Work to complete.
Below are some records; work out how many of their lines contain "señalizador" and give the number only.
·····
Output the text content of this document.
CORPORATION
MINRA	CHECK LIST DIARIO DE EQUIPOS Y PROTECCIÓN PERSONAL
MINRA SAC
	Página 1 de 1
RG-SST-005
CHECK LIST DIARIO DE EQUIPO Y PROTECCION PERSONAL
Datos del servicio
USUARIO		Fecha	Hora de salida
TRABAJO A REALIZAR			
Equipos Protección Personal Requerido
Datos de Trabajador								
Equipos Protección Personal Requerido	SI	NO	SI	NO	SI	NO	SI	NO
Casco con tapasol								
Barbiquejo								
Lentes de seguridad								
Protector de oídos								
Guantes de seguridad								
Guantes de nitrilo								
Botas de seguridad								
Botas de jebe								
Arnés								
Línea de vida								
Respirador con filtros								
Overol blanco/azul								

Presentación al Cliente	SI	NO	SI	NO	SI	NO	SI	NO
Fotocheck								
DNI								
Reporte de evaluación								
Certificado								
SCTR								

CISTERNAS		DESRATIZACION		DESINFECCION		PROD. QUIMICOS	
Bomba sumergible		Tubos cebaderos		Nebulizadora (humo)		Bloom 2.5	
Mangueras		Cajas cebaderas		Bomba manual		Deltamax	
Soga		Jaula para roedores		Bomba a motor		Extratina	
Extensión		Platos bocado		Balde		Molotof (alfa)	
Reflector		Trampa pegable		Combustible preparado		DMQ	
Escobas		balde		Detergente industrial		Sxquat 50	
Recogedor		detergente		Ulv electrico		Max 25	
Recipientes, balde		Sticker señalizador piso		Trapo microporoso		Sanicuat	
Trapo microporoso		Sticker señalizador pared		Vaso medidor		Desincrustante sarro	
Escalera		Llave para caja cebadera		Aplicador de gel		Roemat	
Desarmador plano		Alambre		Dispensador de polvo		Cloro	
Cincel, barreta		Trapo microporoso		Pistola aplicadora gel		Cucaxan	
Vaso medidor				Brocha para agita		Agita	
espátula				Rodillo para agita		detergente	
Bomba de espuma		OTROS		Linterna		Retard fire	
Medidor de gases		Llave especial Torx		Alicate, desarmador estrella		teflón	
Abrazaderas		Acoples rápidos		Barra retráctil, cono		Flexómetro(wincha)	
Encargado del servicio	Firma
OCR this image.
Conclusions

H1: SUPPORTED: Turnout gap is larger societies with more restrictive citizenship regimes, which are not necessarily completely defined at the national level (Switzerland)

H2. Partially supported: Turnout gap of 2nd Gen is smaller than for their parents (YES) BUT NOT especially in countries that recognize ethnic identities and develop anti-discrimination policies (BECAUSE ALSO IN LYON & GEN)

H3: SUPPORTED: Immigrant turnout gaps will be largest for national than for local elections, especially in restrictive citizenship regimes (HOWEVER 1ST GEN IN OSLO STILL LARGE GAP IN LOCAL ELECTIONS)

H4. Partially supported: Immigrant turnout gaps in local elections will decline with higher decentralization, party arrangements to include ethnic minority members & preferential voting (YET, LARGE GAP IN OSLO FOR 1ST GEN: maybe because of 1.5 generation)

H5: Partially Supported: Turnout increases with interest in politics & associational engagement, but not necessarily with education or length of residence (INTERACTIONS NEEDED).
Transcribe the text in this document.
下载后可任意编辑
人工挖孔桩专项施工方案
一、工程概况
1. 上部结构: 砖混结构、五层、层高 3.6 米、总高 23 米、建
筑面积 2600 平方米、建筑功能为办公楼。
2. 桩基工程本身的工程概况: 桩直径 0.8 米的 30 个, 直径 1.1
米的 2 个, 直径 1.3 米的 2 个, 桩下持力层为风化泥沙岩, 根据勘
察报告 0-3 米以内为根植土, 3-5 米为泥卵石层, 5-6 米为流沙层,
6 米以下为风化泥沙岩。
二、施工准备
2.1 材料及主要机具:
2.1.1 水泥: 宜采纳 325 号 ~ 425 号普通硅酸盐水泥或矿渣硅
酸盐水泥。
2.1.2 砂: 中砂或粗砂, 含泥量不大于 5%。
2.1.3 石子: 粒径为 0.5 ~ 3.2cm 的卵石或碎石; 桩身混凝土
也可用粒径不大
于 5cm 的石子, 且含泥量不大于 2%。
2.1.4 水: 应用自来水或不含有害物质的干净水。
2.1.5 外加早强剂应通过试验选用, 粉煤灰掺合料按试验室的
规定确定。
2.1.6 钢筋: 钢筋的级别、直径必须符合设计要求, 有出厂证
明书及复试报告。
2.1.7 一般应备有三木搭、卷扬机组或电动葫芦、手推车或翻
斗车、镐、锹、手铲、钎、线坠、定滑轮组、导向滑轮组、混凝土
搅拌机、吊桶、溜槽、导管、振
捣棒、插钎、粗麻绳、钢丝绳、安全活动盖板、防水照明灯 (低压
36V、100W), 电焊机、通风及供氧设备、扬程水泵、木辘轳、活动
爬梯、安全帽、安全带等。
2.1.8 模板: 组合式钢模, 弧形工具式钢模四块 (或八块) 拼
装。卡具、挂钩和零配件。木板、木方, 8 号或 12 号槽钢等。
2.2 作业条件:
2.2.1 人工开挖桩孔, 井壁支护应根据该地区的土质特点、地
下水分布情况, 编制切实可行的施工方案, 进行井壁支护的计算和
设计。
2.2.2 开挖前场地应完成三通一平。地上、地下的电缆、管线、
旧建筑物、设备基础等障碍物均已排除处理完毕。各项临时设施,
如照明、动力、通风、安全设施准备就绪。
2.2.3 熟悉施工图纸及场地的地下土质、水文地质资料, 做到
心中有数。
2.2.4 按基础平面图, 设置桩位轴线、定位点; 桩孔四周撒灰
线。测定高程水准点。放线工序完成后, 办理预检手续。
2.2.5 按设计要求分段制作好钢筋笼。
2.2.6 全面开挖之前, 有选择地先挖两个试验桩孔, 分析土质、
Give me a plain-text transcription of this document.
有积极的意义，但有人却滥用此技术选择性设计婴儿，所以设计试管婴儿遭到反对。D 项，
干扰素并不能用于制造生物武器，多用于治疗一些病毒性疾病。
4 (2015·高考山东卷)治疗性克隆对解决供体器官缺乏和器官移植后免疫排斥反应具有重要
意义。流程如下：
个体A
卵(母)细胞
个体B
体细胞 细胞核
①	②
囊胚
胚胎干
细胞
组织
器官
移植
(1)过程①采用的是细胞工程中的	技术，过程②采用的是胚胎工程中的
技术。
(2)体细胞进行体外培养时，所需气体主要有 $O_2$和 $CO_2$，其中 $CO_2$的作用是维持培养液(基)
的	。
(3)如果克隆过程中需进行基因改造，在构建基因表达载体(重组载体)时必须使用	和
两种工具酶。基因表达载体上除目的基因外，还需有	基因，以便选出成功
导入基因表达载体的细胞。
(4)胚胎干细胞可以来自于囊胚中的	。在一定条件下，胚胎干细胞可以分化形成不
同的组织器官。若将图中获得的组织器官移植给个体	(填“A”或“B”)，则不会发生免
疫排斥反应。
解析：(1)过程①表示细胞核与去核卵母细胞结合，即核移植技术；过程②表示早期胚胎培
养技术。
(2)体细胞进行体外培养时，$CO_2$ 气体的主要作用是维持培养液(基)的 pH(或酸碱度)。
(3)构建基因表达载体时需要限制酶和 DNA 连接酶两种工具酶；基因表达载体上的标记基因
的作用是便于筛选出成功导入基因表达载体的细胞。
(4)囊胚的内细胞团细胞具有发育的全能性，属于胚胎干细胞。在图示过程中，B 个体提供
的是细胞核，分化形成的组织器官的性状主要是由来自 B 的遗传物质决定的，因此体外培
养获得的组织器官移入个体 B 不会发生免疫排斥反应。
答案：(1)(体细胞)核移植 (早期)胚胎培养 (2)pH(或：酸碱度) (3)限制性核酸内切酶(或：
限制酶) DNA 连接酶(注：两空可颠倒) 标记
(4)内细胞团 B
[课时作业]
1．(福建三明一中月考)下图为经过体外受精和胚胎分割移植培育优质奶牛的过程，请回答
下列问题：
·····
The answer.
2